| BRANO DEL DOCUMENTO |
▼
Ci raccontate chi siete e cosa fate?
Siamo Riccardo Paltenghi e Costantino Orlando e siamo uniti, oltreché da una bella amicizia, dalla passione per il teatro di figura.
Abbiamo cominciato a lavorare insieme nel 2020 a partire dal corso di alta formazione Animateria. In quel contesto ricchissimo di stimoli le nostre esperienze artistiche e lavorative precedenti, molto diverse tra loro, hanno trovato un linguaggio comune nel quale convergere e ci siamo scoperti complementari. Ci piace pensare il teatro come uno strumento di esplorazione di sé e degli altri e in particolare del teatro di figura amiamo la capacità di toccare temi molto grandi e complessi con quella che, a lavoro compiuto, sembra una profonda semplicità.

 

Com’è nato il vostro progetto? In che cosa consiste?
▲
| ELENCO |
▼
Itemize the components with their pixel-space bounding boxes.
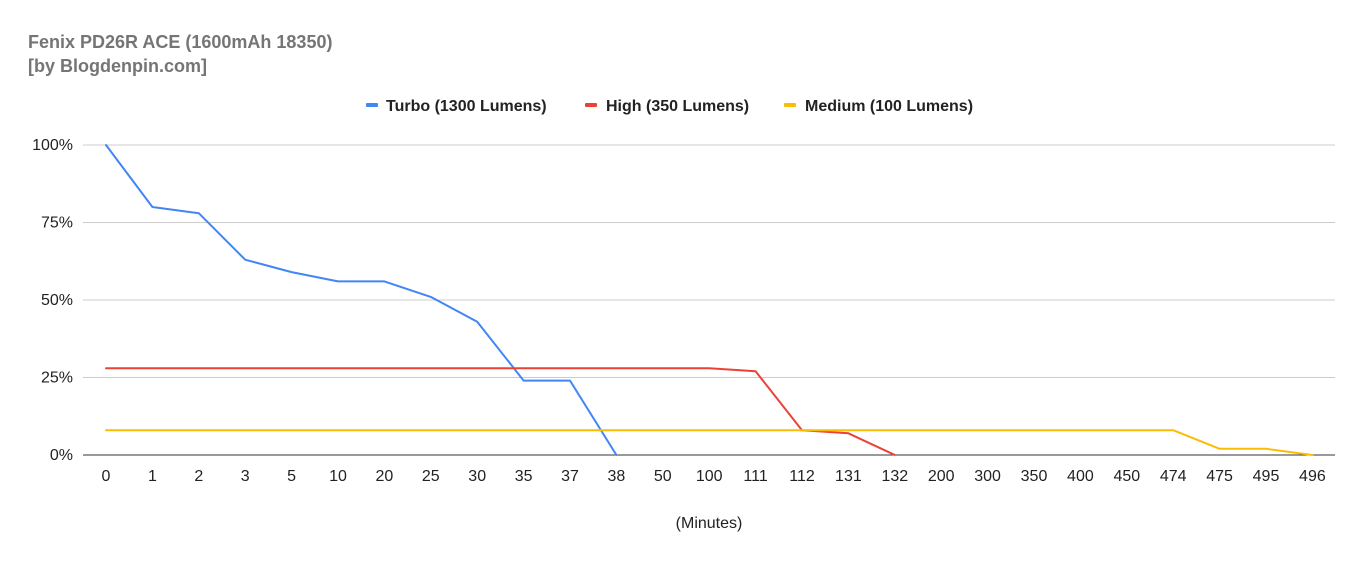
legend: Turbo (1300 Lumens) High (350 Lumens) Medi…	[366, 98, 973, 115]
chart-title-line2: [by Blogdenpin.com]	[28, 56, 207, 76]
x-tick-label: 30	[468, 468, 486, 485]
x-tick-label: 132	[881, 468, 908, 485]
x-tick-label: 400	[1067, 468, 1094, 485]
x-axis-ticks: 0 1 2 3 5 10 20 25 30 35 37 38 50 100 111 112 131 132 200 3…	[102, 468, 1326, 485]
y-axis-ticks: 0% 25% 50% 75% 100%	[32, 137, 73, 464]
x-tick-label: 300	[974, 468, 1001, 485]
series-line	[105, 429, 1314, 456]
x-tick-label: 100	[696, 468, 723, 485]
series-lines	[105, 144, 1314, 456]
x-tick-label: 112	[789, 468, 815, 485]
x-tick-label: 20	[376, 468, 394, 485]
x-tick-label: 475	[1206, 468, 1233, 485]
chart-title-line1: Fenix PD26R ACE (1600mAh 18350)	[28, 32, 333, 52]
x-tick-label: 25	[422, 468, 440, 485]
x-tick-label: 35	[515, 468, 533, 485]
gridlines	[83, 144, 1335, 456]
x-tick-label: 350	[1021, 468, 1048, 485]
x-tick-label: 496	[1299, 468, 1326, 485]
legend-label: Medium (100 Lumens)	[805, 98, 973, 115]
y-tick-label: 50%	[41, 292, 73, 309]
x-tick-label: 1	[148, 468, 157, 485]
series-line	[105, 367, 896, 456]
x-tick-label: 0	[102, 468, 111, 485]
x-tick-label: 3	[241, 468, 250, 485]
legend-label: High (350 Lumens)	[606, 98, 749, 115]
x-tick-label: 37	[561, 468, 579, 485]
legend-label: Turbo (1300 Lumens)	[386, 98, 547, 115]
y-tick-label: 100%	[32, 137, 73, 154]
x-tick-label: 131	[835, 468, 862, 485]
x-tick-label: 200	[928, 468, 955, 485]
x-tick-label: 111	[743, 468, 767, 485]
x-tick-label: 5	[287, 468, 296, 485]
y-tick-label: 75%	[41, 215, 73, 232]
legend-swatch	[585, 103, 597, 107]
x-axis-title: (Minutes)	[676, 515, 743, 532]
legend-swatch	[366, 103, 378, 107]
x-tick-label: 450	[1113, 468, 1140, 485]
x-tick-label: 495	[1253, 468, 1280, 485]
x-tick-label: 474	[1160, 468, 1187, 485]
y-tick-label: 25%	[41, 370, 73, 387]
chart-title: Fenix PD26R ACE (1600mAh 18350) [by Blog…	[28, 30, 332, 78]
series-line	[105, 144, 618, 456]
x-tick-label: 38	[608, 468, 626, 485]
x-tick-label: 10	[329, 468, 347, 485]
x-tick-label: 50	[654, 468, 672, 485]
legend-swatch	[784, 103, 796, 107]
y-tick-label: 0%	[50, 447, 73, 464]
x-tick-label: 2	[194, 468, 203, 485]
▲
| OBIETTIVI |
A. Trascrivi dal brano sul teatro di figura il tratto che va da "Ci raccontate chi" fino a "che cosa consiste?".
B. Traduci in inglese questa frase del brano sul teatro di figura: "Siamo Riccardo Paltenghi e Costantino Orlando e siamo uniti, oltreché da una bella amicizia, dalla passione per il teatro di figura."

| RISPOSTE |
A.
Ci raccontate chi siete e cosa fate?
Siamo Riccardo Paltenghi e Costantino Orlando e siamo uniti, oltreché da una bella amicizia, dalla passione per il teatro di figura.
Abbiamo cominciato a lavorare insieme nel 2020 a partire dal corso di alta formazione Animateria. In quel contesto ricchissimo di stimoli le nostre esperienze artistiche e lavorative precedenti, molto diverse tra loro, hanno trovato un linguaggio comune nel quale convergere e ci siamo scoperti complementari. Ci piace pensare il teatro come uno strumento di esplorazione di sé e degli altri e in particolare del teatro di figura amiamo la capacità di toccare temi molto grandi e complessi con quella che, a lavoro compiuto, sembra una profonda semplicità.

 

Com’è nato il vostro progetto? In che cosa consiste?

B. We are Riccardo Paltenghi and Costantino Orlando, and besides a close friendship, we are united by a passion for figure theater.